==== SUPPLIED TEXT

Diffuse brain damage About 50% of patients who suffer immediate prolonged unconsciousness following a head injury have no obvious mass or focal lesions. this is true of about one-third of fatal cases.
In these patients the lesions present have been classified into four types: 1. Multiple petechial haemorrhages 2. Diffuse axonal injury 3. Brain swelling 4. Hypoxic brain damage.
Multiple petechial haemorrhages This type of injury is seen throughout the white matter and brainstem and is rapidly fatal. It is therefore more likely to be seen at postmortem than in an imaging department.
Diffuse axonal injury (white matter shearing) This severe injury may show virtually no macroscopic change in the affected brain. There is disruption of axons in the subcortical parasagittal white matter and in various other sites, including the internal and external capsules, fornix and cerebellum
It is claimed to result from acute lateral acceleration or deceleration of the brain within the rigid cranium and can occur without anything actually striking the head. It occurs most commonly in automobile accidents.
The patient is unconscious from the moment of impact and remains unconscious, vegetative or severely disabled until death. Despite the severe brain damage and the very grave state of the patient there may be little or nothing shown at imaging
Small focal haemorrhages have been described in the corpus callosum and in the posterolateral quadrant of the rostral brainstem and such lesions could theoretically be demonstrated, as can small subcortical haemorrhages.
Brain swelling Diffuse swelling of the entire brain occurs mainly in children and adolescents. The pathogenesis is debated and it is thought to be due to vasodilatation and increased cerebral blood volume in the first place.
Diffuse swelling of the ipsilateral hemisphere can also occur with local and mass lesions , including acute subdural haematoma and extensive unilateral contusions. Focal oedema may also occur with haemorrhages and contusions.
With diffuse bilateral swelling the ventricles are compressed and appear small, like slits, at imaging; the basal cisterns may be occluded and the sulci effaced. The white matter shows no reduction in density and appears normal at CT, although evidence of oedema may be seen in cases with prolonged coma
1)Subcortical small haemorrhages associated with shearing injury, and a few large haemorrhages. (2) Head injury in a child. There is cerebral oedema mainly on the left, associated with compression of the ventricles and some shift to the right.
Hypoxic damage This is due either to a prolonged drop in systolic blood pressure, or to arterial spasm, or to both. Evidence of hypoxic damage is seen in the first place at major arterial boundary zones, and frank infarction may later ensue.
Hypoxia and subsequent infarction may also result from brain swelling and tentorial herniation compromising the posterior cerebral circulation, or from trauma to major vessels. Imaging may show little in the early stages but later will demonstrate evidence of infarction.

========
==== EXERCISE DATA

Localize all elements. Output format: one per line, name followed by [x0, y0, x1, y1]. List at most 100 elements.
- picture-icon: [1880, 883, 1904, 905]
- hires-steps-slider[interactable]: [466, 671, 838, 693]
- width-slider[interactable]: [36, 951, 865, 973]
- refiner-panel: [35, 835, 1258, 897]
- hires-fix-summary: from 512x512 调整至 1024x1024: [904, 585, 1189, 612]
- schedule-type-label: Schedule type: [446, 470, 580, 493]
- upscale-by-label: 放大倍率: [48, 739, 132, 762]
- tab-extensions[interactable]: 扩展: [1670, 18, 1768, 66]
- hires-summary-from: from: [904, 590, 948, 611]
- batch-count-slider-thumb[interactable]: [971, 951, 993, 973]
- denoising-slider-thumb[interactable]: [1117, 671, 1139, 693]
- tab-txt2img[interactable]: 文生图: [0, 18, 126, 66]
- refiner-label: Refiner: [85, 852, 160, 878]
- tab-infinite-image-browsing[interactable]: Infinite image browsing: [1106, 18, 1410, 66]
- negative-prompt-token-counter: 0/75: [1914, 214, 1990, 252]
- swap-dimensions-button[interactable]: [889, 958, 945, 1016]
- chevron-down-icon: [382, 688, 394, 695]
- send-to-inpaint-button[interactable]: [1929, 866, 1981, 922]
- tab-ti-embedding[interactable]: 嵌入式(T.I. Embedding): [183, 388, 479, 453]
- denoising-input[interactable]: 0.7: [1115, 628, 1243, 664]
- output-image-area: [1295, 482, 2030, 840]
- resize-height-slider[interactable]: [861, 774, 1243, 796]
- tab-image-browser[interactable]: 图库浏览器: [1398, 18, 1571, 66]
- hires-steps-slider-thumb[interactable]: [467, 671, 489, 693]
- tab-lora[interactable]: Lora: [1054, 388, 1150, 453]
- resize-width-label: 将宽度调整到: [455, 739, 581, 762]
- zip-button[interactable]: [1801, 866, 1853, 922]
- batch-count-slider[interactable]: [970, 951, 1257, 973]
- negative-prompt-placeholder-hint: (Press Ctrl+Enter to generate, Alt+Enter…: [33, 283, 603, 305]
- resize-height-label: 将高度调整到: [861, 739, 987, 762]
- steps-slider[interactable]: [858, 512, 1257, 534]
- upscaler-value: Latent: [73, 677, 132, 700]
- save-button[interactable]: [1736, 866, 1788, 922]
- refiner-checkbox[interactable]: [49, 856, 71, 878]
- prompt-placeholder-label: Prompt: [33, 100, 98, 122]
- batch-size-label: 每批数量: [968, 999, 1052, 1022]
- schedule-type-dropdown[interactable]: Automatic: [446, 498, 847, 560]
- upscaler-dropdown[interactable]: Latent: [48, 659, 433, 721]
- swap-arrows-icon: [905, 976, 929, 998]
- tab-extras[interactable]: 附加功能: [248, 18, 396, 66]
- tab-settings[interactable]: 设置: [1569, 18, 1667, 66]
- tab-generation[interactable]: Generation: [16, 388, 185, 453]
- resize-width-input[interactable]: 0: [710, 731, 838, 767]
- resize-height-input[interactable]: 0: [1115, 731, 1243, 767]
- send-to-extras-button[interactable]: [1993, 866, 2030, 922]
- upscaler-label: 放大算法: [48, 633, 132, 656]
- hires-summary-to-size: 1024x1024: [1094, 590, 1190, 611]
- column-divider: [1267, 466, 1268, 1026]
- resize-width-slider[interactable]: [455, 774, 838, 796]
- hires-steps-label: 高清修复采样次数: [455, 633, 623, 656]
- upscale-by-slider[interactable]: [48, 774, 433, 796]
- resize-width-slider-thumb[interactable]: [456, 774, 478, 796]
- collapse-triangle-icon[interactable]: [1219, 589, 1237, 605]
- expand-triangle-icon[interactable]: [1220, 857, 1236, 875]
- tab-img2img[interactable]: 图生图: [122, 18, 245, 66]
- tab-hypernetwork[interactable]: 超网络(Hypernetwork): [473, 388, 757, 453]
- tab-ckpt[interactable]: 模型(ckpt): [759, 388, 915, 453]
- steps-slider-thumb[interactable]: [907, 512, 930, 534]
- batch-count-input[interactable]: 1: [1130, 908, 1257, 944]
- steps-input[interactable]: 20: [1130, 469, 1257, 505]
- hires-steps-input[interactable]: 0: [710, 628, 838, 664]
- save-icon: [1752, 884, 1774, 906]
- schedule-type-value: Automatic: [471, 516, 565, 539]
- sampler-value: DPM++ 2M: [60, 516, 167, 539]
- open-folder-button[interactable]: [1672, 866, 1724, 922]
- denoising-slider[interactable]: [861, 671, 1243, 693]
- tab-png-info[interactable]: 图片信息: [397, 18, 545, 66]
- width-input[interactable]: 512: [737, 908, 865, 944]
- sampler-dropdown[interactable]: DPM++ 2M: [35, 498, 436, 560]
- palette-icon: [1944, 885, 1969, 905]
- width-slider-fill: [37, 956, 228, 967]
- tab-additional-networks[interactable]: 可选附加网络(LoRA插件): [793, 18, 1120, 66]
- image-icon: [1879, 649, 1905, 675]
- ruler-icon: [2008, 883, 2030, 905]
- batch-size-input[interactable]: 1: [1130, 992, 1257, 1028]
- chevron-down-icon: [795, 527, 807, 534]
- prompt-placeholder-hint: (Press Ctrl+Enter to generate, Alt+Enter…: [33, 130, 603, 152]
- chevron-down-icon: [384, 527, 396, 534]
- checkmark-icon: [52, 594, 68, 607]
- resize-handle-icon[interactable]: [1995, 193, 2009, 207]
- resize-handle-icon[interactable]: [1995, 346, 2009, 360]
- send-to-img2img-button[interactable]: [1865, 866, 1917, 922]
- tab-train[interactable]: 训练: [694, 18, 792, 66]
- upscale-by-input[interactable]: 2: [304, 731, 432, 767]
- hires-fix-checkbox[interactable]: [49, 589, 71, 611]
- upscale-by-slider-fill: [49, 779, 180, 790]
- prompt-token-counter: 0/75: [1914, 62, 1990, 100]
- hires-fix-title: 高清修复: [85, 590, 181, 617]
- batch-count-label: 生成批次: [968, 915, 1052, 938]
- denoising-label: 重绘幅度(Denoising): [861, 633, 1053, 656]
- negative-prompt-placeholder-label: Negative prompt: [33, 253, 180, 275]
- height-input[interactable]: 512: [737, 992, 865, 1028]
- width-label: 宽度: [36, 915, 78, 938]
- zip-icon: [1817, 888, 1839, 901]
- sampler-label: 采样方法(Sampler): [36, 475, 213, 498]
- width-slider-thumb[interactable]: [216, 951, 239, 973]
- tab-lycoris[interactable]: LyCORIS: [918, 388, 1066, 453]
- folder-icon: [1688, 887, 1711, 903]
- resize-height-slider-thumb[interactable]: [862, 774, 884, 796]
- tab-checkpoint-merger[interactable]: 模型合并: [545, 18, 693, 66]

========

ACTIONS TO TAKE ::
1. From the text on diffuse brain damage above, output everything from "Multiple petechial haemorrhages This" down to "an imaging department.".
2. Answer these questions from the text on diffuse brain damage:
(a) About what share of patients who are unconscious for a long time right after a head injury have no obvious mass or focal lesions?
(b) In what kind of accident does diffuse axonal injury occur most commonly?
(c) Which age groups mainly get diffuse swelling of the entire brain?

REPLIES ::
1.
Multiple petechial haemorrhages This type of injury is seen throughout the white matter and brainstem and is rapidly fatal. It is therefore more likely to be seen at postmortem than in an imaging department.

2.
(a) About 50%
(b) Automobile accidents
(c) Children and adolescents